INSTRUCTIONS TO FOLLOW. Below are records to be output exactly, every one of them.
+-------+
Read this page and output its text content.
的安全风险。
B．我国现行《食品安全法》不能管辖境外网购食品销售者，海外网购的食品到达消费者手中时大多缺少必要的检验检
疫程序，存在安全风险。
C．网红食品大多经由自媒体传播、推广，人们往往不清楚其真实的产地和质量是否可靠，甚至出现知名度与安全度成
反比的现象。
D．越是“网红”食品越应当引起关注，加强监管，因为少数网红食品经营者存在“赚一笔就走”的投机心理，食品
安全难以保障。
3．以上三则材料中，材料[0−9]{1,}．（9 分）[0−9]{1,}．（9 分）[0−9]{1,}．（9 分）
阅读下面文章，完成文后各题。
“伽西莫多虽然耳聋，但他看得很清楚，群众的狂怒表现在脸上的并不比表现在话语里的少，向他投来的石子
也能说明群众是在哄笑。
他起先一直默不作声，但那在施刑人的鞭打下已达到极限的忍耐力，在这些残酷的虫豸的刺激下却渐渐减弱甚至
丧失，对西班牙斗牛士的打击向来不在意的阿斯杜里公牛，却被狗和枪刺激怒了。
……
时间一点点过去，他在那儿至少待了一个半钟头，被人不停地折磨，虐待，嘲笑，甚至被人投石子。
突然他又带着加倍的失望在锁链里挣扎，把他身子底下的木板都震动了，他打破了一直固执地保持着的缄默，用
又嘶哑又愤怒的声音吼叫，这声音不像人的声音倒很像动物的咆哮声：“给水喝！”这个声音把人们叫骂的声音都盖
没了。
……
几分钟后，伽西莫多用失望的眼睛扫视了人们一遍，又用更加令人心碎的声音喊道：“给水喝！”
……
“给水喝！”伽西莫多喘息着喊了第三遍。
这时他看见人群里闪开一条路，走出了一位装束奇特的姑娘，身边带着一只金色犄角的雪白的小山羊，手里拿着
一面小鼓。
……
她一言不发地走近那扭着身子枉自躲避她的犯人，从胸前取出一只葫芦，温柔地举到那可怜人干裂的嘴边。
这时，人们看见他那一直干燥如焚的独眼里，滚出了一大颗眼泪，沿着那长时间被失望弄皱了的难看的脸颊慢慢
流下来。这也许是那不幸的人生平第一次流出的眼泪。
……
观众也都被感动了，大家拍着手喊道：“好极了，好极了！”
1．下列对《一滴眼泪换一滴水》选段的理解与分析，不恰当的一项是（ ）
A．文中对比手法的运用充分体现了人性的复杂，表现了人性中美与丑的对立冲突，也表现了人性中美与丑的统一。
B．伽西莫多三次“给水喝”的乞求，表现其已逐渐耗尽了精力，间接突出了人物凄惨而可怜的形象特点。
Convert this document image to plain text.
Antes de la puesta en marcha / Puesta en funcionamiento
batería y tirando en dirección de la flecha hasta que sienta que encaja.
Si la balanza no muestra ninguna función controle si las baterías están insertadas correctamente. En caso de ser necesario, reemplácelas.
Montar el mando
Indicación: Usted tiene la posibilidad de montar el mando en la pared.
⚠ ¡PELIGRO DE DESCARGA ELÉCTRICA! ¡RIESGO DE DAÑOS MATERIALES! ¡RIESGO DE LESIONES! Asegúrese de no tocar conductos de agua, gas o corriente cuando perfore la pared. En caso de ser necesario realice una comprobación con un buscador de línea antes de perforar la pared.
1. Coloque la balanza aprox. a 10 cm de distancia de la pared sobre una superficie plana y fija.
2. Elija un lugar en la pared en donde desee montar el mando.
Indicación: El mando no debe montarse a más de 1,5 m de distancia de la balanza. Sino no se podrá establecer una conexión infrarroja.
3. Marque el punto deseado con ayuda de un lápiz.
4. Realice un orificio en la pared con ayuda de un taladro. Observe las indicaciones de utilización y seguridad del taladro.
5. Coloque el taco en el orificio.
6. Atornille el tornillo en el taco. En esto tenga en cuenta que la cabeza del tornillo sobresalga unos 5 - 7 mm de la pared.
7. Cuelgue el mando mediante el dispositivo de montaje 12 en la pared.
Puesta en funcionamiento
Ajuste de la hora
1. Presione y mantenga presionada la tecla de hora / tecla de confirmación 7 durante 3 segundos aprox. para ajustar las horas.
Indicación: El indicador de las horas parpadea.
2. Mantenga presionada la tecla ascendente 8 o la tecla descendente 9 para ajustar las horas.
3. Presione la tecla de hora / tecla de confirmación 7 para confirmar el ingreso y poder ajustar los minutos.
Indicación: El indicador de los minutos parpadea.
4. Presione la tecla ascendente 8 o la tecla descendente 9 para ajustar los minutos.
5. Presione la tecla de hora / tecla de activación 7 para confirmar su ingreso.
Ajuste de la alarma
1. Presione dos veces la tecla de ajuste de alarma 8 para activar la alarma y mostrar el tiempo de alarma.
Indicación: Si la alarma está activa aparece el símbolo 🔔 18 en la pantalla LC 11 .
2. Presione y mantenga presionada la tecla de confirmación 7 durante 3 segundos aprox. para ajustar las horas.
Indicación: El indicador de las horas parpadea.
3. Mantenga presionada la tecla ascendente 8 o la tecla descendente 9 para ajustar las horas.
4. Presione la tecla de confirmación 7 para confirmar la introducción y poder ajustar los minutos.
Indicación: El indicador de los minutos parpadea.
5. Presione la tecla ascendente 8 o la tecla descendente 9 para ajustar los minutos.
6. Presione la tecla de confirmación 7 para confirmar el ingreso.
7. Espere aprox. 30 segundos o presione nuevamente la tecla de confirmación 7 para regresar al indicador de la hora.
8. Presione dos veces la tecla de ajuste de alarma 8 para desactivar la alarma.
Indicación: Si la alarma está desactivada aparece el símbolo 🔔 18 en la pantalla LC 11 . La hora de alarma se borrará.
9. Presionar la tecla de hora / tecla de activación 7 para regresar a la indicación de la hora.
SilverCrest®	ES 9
+-------+
SOLUTION TO THIS PROBLEM.
Read this page and output its text content.
的安全风险。
B．我国现行《食品安全法》不能管辖境外网购食品销售者，海外网购的食品到达消费者手中时大多缺少必要的检验检
疫程序，存在安全风险。
C．网红食品大多经由自媒体传播、推广，人们往往不清楚其真实的产地和质量是否可靠，甚至出现知名度与安全度成
反比的现象。
D．越是“网红”食品越应当引起关注，加强监管，因为少数网红食品经营者存在“赚一笔就走”的投机心理，食品
安全难以保障。
3．以上三则材料中，材料[0−9]{1,}．（9 分）[0−9]{1,}．（9 分）[0−9]{1,}．（9 分）
阅读下面文章，完成文后各题。
“伽西莫多虽然耳聋，但他看得很清楚，群众的狂怒表现在脸上的并不比表现在话语里的少，向他投来的石子
也能说明群众是在哄笑。
他起先一直默不作声，但那在施刑人的鞭打下已达到极限的忍耐力，在这些残酷的虫豸的刺激下却渐渐减弱甚至
丧失，对西班牙斗牛士的打击向来不在意的阿斯杜里公牛，却被狗和枪刺激怒了。
……
时间一点点过去，他在那儿至少待了一个半钟头，被人不停地折磨，虐待，嘲笑，甚至被人投石子。
突然他又带着加倍的失望在锁链里挣扎，把他身子底下的木板都震动了，他打破了一直固执地保持着的缄默，用
又嘶哑又愤怒的声音吼叫，这声音不像人的声音倒很像动物的咆哮声：“给水喝！”这个声音把人们叫骂的声音都盖
没了。
……
几分钟后，伽西莫多用失望的眼睛扫视了人们一遍，又用更加令人心碎的声音喊道：“给水喝！”
……
“给水喝！”伽西莫多喘息着喊了第三遍。
这时他看见人群里闪开一条路，走出了一位装束奇特的姑娘，身边带着一只金色犄角的雪白的小山羊，手里拿着
一面小鼓。
……
她一言不发地走近那扭着身子枉自躲避她的犯人，从胸前取出一只葫芦，温柔地举到那可怜人干裂的嘴边。
这时，人们看见他那一直干燥如焚的独眼里，滚出了一大颗眼泪，沿着那长时间被失望弄皱了的难看的脸颊慢慢
流下来。这也许是那不幸的人生平第一次流出的眼泪。
……
观众也都被感动了，大家拍着手喊道：“好极了，好极了！”
1．下列对《一滴眼泪换一滴水》选段的理解与分析，不恰当的一项是（ ）
A．文中对比手法的运用充分体现了人性的复杂，表现了人性中美与丑的对立冲突，也表现了人性中美与丑的统一。
B．伽西莫多三次“给水喝”的乞求，表现其已逐渐耗尽了精力，间接突出了人物凄惨而可怜的形象特点。
Convert this document image to plain text.
Antes de la puesta en marcha / Puesta en funcionamiento
batería y tirando en dirección de la flecha hasta que sienta que encaja.
Si la balanza no muestra ninguna función controle si las baterías están insertadas correctamente. En caso de ser necesario, reemplácelas.
Montar el mando
Indicación: Usted tiene la posibilidad de montar el mando en la pared.
⚠ ¡PELIGRO DE DESCARGA ELÉCTRICA! ¡RIESGO DE DAÑOS MATERIALES! ¡RIESGO DE LESIONES! Asegúrese de no tocar conductos de agua, gas o corriente cuando perfore la pared. En caso de ser necesario realice una comprobación con un buscador de línea antes de perforar la pared.
1. Coloque la balanza aprox. a 10 cm de distancia de la pared sobre una superficie plana y fija.
2. Elija un lugar en la pared en donde desee montar el mando.
Indicación: El mando no debe montarse a más de 1,5 m de distancia de la balanza. Sino no se podrá establecer una conexión infrarroja.
3. Marque el punto deseado con ayuda de un lápiz.
4. Realice un orificio en la pared con ayuda de un taladro. Observe las indicaciones de utilización y seguridad del taladro.
5. Coloque el taco en el orificio.
6. Atornille el tornillo en el taco. En esto tenga en cuenta que la cabeza del tornillo sobresalga unos 5 - 7 mm de la pared.
7. Cuelgue el mando mediante el dispositivo de montaje 12 en la pared.
Puesta en funcionamiento
Ajuste de la hora
1. Presione y mantenga presionada la tecla de hora / tecla de confirmación 7 durante 3 segundos aprox. para ajustar las horas.
Indicación: El indicador de las horas parpadea.
2. Mantenga presionada la tecla ascendente 8 o la tecla descendente 9 para ajustar las horas.
3. Presione la tecla de hora / tecla de confirmación 7 para confirmar el ingreso y poder ajustar los minutos.
Indicación: El indicador de los minutos parpadea.
4. Presione la tecla ascendente 8 o la tecla descendente 9 para ajustar los minutos.
5. Presione la tecla de hora / tecla de activación 7 para confirmar su ingreso.
Ajuste de la alarma
1. Presione dos veces la tecla de ajuste de alarma 8 para activar la alarma y mostrar el tiempo de alarma.
Indicación: Si la alarma está activa aparece el símbolo 🔔 18 en la pantalla LC 11 .
2. Presione y mantenga presionada la tecla de confirmación 7 durante 3 segundos aprox. para ajustar las horas.
Indicación: El indicador de las horas parpadea.
3. Mantenga presionada la tecla ascendente 8 o la tecla descendente 9 para ajustar las horas.
4. Presione la tecla de confirmación 7 para confirmar la introducción y poder ajustar los minutos.
Indicación: El indicador de los minutos parpadea.
5. Presione la tecla ascendente 8 o la tecla descendente 9 para ajustar los minutos.
6. Presione la tecla de confirmación 7 para confirmar el ingreso.
7. Espere aprox. 30 segundos o presione nuevamente la tecla de confirmación 7 para regresar al indicador de la hora.
8. Presione dos veces la tecla de ajuste de alarma 8 para desactivar la alarma.
Indicación: Si la alarma está desactivada aparece el símbolo 🔔 18 en la pantalla LC 11 . La hora de alarma se borrará.
9. Presionar la tecla de hora / tecla de activación 7 para regresar a la indicación de la hora.
SilverCrest®	ES 9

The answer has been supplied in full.